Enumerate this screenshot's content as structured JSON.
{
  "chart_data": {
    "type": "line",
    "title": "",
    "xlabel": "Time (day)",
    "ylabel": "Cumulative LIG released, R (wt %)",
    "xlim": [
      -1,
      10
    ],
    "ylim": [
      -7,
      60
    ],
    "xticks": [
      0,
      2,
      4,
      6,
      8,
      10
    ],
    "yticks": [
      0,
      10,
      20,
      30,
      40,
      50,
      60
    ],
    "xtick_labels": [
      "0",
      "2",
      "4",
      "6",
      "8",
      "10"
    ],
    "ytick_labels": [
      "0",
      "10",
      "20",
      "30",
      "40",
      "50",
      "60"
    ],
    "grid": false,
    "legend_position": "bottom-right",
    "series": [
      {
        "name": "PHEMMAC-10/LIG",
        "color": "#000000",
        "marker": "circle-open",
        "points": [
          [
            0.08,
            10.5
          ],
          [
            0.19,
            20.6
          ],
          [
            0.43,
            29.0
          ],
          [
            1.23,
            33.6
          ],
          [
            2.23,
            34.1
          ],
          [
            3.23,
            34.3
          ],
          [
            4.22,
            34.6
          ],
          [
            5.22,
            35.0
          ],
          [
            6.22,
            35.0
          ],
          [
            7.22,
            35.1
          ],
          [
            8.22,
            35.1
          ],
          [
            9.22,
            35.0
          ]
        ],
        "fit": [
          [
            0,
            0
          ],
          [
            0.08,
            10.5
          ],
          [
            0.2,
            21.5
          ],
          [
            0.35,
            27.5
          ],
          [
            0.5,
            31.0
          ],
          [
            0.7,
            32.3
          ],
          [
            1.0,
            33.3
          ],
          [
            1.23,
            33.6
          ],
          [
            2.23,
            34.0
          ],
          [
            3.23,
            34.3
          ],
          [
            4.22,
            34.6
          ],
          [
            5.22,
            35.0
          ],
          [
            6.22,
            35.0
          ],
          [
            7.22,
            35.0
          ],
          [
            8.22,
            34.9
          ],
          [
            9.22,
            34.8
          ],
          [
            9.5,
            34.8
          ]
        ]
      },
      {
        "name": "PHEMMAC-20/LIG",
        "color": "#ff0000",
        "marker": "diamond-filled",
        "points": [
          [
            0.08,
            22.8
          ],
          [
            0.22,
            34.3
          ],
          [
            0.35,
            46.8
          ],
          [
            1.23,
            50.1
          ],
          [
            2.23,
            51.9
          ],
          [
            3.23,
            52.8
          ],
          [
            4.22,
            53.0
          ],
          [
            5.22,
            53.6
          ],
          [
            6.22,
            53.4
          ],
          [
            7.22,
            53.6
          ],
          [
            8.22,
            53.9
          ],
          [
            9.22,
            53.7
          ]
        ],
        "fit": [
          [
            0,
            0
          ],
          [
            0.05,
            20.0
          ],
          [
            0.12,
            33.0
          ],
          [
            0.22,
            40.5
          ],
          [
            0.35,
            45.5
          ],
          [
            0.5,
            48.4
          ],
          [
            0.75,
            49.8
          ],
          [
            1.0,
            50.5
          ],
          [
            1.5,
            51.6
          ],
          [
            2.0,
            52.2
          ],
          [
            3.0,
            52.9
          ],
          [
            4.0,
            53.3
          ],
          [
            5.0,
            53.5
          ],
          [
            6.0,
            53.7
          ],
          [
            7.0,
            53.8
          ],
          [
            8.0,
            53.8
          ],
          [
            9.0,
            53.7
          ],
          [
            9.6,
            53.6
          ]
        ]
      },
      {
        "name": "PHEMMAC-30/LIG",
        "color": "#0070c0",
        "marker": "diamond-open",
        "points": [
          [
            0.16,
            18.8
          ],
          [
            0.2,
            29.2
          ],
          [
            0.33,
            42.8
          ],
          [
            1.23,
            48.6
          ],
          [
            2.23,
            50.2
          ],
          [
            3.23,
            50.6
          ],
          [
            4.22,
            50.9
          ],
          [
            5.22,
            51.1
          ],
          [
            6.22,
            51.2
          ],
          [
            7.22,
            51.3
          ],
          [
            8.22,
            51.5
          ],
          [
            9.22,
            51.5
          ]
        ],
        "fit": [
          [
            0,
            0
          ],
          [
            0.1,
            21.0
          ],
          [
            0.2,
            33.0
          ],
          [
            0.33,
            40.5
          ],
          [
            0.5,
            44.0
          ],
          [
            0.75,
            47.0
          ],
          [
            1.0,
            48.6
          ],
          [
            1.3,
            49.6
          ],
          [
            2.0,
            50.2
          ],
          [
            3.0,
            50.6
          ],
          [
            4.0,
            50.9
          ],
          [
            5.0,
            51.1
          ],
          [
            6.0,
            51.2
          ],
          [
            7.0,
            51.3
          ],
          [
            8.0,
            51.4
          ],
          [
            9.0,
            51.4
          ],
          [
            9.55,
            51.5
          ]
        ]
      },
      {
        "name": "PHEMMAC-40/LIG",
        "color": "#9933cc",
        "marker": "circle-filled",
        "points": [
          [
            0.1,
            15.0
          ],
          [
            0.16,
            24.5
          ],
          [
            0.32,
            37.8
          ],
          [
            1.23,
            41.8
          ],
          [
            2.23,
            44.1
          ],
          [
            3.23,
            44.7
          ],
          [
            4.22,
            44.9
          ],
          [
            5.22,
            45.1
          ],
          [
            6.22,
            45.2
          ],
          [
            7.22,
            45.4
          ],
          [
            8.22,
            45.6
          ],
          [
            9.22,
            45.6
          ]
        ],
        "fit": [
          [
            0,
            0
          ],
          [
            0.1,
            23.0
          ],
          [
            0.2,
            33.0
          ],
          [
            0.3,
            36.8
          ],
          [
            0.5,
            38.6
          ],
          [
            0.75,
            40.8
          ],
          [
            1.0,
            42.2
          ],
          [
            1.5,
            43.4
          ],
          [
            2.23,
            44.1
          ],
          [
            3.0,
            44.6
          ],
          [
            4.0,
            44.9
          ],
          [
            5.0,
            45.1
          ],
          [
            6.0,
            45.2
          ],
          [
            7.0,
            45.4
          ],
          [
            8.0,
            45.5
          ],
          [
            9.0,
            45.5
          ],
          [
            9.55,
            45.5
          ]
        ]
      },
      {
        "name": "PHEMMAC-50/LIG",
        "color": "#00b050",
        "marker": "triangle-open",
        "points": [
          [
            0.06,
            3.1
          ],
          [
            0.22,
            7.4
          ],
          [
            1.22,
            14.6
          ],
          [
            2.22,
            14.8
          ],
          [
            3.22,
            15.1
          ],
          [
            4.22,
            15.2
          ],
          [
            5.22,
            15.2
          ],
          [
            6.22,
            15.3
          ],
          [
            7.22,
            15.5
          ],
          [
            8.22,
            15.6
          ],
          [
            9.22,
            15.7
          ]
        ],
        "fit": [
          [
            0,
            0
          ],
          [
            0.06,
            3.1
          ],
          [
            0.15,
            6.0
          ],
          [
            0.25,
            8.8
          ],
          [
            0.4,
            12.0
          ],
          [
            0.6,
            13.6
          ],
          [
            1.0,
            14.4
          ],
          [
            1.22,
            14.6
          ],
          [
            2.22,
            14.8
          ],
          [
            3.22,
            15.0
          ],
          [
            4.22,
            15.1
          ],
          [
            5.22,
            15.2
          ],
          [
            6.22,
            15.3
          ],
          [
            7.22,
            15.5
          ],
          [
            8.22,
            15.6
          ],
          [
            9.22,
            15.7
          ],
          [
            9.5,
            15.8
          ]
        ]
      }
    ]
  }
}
-- -- --
YOUR TASK:
Retype the listing above in full, with no alterations.

ANSWER FOR THIS EXERCISE:
Enumerate this screenshot's content as structured JSON.
{
  "chart_data": {
    "type": "line",
    "title": "",
    "xlabel": "Time (day)",
    "ylabel": "Cumulative LIG released, R (wt %)",
    "xlim": [
      -1,
      10
    ],
    "ylim": [
      -7,
      60
    ],
    "xticks": [
      0,
      2,
      4,
      6,
      8,
      10
    ],
    "yticks": [
      0,
      10,
      20,
      30,
      40,
      50,
      60
    ],
    "xtick_labels": [
      "0",
      "2",
      "4",
      "6",
      "8",
      "10"
    ],
    "ytick_labels": [
      "0",
      "10",
      "20",
      "30",
      "40",
      "50",
      "60"
    ],
    "grid": false,
    "legend_position": "bottom-right",
    "series": [
      {
        "name": "PHEMMAC-10/LIG",
        "color": "#000000",
        "marker": "circle-open",
        "points": [
          [
            0.08,
            10.5
          ],
          [
            0.19,
            20.6
          ],
          [
            0.43,
            29.0
          ],
          [
            1.23,
            33.6
          ],
          [
            2.23,
            34.1
          ],
          [
            3.23,
            34.3
          ],
          [
            4.22,
            34.6
          ],
          [
            5.22,
            35.0
          ],
          [
            6.22,
            35.0
          ],
          [
            7.22,
            35.1
          ],
          [
            8.22,
            35.1
          ],
          [
            9.22,
            35.0
          ]
        ],
        "fit": [
          [
            0,
            0
          ],
          [
            0.08,
            10.5
          ],
          [
            0.2,
            21.5
          ],
          [
            0.35,
            27.5
          ],
          [
            0.5,
            31.0
          ],
          [
            0.7,
            32.3
          ],
          [
            1.0,
            33.3
          ],
          [
            1.23,
            33.6
          ],
          [
            2.23,
            34.0
          ],
          [
            3.23,
            34.3
          ],
          [
            4.22,
            34.6
          ],
          [
            5.22,
            35.0
          ],
          [
            6.22,
            35.0
          ],
          [
            7.22,
            35.0
          ],
          [
            8.22,
            34.9
          ],
          [
            9.22,
            34.8
          ],
          [
            9.5,
            34.8
          ]
        ]
      },
      {
        "name": "PHEMMAC-20/LIG",
        "color": "#ff0000",
        "marker": "diamond-filled",
        "points": [
          [
            0.08,
            22.8
          ],
          [
            0.22,
            34.3
          ],
          [
            0.35,
            46.8
          ],
          [
            1.23,
            50.1
          ],
          [
            2.23,
            51.9
          ],
          [
            3.23,
            52.8
          ],
          [
            4.22,
            53.0
          ],
          [
            5.22,
            53.6
          ],
          [
            6.22,
            53.4
          ],
          [
            7.22,
            53.6
          ],
          [
            8.22,
            53.9
          ],
          [
            9.22,
            53.7
          ]
        ],
        "fit": [
          [
            0,
            0
          ],
          [
            0.05,
            20.0
          ],
          [
            0.12,
            33.0
          ],
          [
            0.22,
            40.5
          ],
          [
            0.35,
            45.5
          ],
          [
            0.5,
            48.4
          ],
          [
            0.75,
            49.8
          ],
          [
            1.0,
            50.5
          ],
          [
            1.5,
            51.6
          ],
          [
            2.0,
            52.2
          ],
          [
            3.0,
            52.9
          ],
          [
            4.0,
            53.3
          ],
          [
            5.0,
            53.5
          ],
          [
            6.0,
            53.7
          ],
          [
            7.0,
            53.8
          ],
          [
            8.0,
            53.8
          ],
          [
            9.0,
            53.7
          ],
          [
            9.6,
            53.6
          ]
        ]
      },
      {
        "name": "PHEMMAC-30/LIG",
        "color": "#0070c0",
        "marker": "diamond-open",
        "points": [
          [
            0.16,
            18.8
          ],
          [
            0.2,
            29.2
          ],
          [
            0.33,
            42.8
          ],
          [
            1.23,
            48.6
          ],
          [
            2.23,
            50.2
          ],
          [
            3.23,
            50.6
          ],
          [
            4.22,
            50.9
          ],
          [
            5.22,
            51.1
          ],
          [
            6.22,
            51.2
          ],
          [
            7.22,
            51.3
          ],
          [
            8.22,
            51.5
          ],
          [
            9.22,
            51.5
          ]
        ],
        "fit": [
          [
            0,
            0
          ],
          [
            0.1,
            21.0
          ],
          [
            0.2,
            33.0
          ],
          [
            0.33,
            40.5
          ],
          [
            0.5,
            44.0
          ],
          [
            0.75,
            47.0
          ],
          [
            1.0,
            48.6
          ],
          [
            1.3,
            49.6
          ],
          [
            2.0,
            50.2
          ],
          [
            3.0,
            50.6
          ],
          [
            4.0,
            50.9
          ],
          [
            5.0,
            51.1
          ],
          [
            6.0,
            51.2
          ],
          [
            7.0,
            51.3
          ],
          [
            8.0,
            51.4
          ],
          [
            9.0,
            51.4
          ],
          [
            9.55,
            51.5
          ]
        ]
      },
      {
        "name": "PHEMMAC-40/LIG",
        "color": "#9933cc",
        "marker": "circle-filled",
        "points": [
          [
            0.1,
            15.0
          ],
          [
            0.16,
            24.5
          ],
          [
            0.32,
            37.8
          ],
          [
            1.23,
            41.8
          ],
          [
            2.23,
            44.1
          ],
          [
            3.23,
            44.7
          ],
          [
            4.22,
            44.9
          ],
          [
            5.22,
            45.1
          ],
          [
            6.22,
            45.2
          ],
          [
            7.22,
            45.4
          ],
          [
            8.22,
            45.6
          ],
          [
            9.22,
            45.6
          ]
        ],
        "fit": [
          [
            0,
            0
          ],
          [
            0.1,
            23.0
          ],
          [
            0.2,
            33.0
          ],
          [
            0.3,
            36.8
          ],
          [
            0.5,
            38.6
          ],
          [
            0.75,
            40.8
          ],
          [
            1.0,
            42.2
          ],
          [
            1.5,
            43.4
          ],
          [
            2.23,
            44.1
          ],
          [
            3.0,
            44.6
          ],
          [
            4.0,
            44.9
          ],
          [
            5.0,
            45.1
          ],
          [
            6.0,
            45.2
          ],
          [
            7.0,
            45.4
          ],
          [
            8.0,
            45.5
          ],
          [
            9.0,
            45.5
          ],
          [
            9.55,
            45.5
          ]
        ]
      },
      {
        "name": "PHEMMAC-50/LIG",
        "color": "#00b050",
        "marker": "triangle-open",
        "points": [
          [
            0.06,
            3.1
          ],
          [
            0.22,
            7.4
          ],
          [
            1.22,
            14.6
          ],
          [
            2.22,
            14.8
          ],
          [
            3.22,
            15.1
          ],
          [
            4.22,
            15.2
          ],
          [
            5.22,
            15.2
          ],
          [
            6.22,
            15.3
          ],
          [
            7.22,
            15.5
          ],
          [
            8.22,
            15.6
          ],
          [
            9.22,
            15.7
          ]
        ],
        "fit": [
          [
            0,
            0
          ],
          [
            0.06,
            3.1
          ],
          [
            0.15,
            6.0
          ],
          [
            0.25,
            8.8
          ],
          [
            0.4,
            12.0
          ],
          [
            0.6,
            13.6
          ],
          [
            1.0,
            14.4
          ],
          [
            1.22,
            14.6
          ],
          [
            2.22,
            14.8
          ],
          [
            3.22,
            15.0
          ],
          [
            4.22,
            15.1
          ],
          [
            5.22,
            15.2
          ],
          [
            6.22,
            15.3
          ],
          [
            7.22,
            15.5
          ],
          [
            8.22,
            15.6
          ],
          [
            9.22,
            15.7
          ],
          [
            9.5,
            15.8
          ]
        ]
      }
    ]
  }
}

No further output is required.